Identify all lines of the data containing the string "Home" and copy them.

--- Begin Data supplied ---

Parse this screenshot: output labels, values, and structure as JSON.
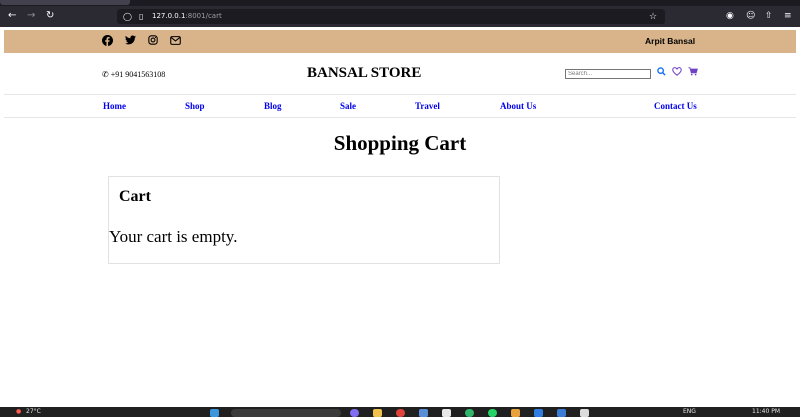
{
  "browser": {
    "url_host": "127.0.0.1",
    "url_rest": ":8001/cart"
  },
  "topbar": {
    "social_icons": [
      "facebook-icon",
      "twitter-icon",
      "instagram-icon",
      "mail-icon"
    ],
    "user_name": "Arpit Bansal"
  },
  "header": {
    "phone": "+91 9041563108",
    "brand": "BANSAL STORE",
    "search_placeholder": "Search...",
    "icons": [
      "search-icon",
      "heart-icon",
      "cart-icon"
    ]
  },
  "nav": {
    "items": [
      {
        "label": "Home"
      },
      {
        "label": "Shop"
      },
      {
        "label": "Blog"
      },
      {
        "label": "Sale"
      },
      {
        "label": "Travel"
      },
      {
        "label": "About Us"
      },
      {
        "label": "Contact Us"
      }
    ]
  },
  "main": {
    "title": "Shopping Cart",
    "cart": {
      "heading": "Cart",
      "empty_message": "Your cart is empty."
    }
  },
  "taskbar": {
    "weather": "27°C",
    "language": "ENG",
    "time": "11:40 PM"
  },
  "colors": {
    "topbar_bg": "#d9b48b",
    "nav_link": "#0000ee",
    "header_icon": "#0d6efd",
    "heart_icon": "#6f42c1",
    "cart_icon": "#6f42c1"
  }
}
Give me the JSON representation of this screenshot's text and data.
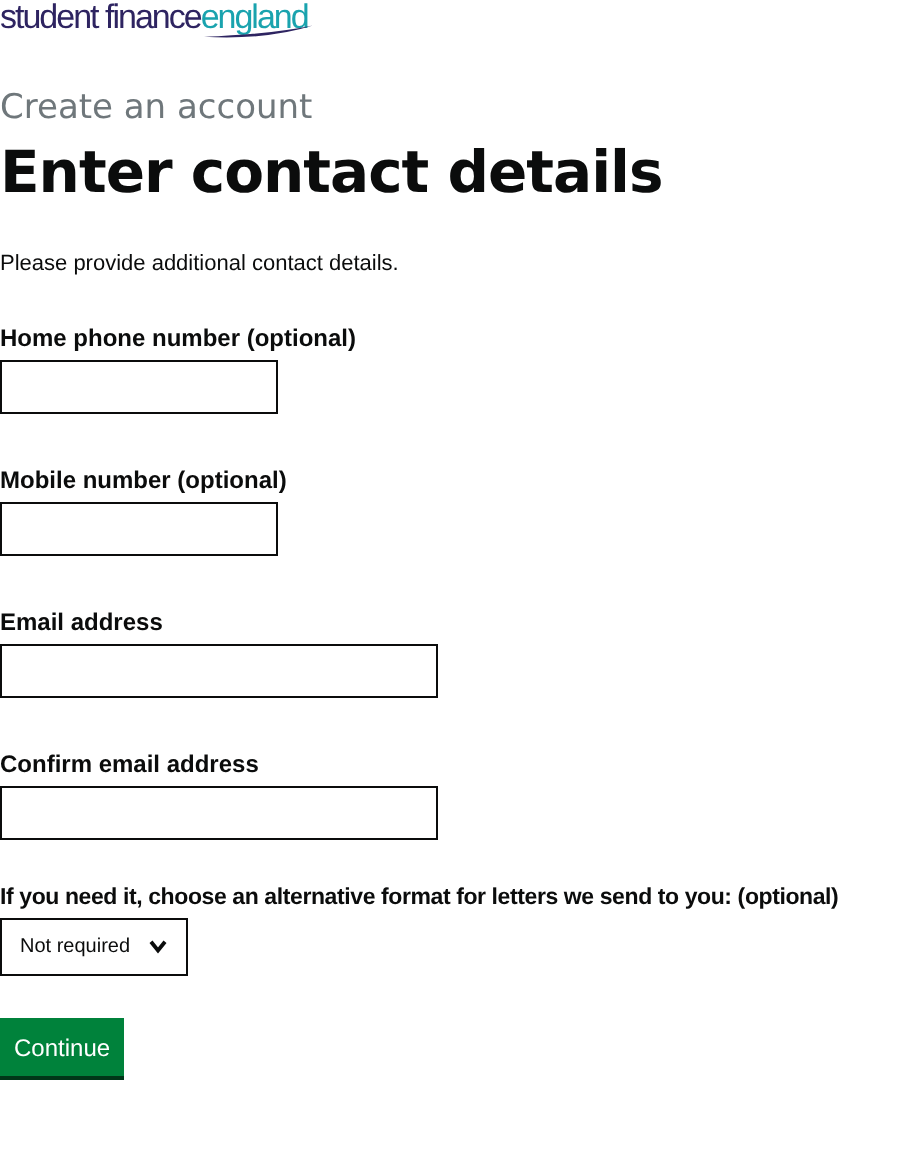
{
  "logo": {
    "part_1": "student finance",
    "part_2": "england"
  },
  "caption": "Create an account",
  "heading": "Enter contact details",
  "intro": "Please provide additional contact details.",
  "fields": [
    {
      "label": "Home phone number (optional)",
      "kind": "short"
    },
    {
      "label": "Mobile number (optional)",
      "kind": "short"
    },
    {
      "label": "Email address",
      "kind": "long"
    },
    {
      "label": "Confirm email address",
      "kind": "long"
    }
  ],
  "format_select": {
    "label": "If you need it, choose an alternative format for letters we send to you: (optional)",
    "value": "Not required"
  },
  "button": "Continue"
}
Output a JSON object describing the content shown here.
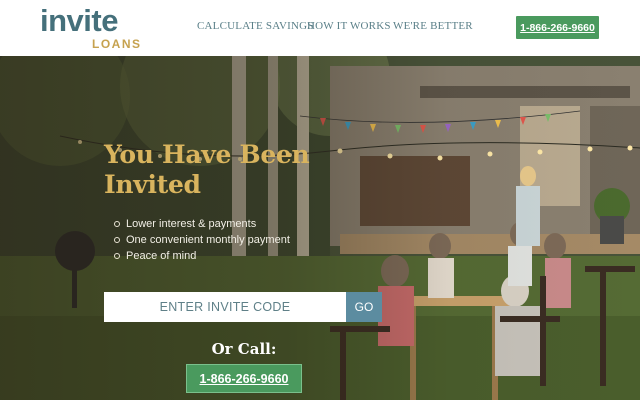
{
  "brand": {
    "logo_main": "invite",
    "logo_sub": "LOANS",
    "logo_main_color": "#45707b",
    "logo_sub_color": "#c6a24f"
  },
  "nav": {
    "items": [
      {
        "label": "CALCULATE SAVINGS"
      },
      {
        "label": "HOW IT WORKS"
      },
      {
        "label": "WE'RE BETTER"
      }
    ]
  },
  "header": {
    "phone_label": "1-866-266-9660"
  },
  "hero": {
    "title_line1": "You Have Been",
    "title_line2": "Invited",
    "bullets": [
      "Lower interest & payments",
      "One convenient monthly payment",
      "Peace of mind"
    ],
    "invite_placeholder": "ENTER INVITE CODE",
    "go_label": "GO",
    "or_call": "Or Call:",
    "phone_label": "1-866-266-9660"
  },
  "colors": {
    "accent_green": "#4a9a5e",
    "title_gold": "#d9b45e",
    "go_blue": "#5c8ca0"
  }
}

--- End Data supplied ---

Correct answer:
        "label": "Home"
      "label": "Home phone number (optional)",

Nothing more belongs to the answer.